DIRECTION >>
Which lines include the word "color"? Copy each of them.
+++++
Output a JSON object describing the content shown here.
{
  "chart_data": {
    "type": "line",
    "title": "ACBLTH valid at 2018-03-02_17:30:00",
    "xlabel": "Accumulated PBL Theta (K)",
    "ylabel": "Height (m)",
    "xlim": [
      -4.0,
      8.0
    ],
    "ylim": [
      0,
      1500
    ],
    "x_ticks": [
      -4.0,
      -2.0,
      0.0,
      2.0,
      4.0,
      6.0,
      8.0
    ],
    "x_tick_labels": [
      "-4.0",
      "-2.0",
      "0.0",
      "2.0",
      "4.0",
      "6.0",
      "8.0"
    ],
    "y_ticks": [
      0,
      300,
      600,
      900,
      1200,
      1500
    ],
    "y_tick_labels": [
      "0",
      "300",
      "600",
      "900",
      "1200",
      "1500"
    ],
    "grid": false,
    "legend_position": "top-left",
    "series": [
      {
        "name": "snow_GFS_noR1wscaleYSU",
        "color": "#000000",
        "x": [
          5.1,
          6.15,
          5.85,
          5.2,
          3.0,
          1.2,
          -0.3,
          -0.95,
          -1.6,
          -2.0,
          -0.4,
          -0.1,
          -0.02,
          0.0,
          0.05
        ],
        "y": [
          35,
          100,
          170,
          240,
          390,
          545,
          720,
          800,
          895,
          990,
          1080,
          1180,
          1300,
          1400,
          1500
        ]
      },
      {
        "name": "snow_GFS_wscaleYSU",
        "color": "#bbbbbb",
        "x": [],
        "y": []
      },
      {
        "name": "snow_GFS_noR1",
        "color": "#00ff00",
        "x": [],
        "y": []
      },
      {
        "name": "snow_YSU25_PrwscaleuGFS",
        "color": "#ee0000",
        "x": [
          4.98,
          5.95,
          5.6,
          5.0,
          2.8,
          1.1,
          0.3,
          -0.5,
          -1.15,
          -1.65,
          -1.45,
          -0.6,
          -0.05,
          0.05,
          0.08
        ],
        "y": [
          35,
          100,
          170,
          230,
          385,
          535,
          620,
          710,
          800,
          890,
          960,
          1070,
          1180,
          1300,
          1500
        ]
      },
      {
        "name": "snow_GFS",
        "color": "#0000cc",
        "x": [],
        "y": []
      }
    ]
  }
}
+++++
FINISHED EXERCISE >>
        "color": "#000000",
        "color": "#bbbbbb",
        "color": "#00ff00",
        "color": "#ee0000",
        "color": "#0000cc",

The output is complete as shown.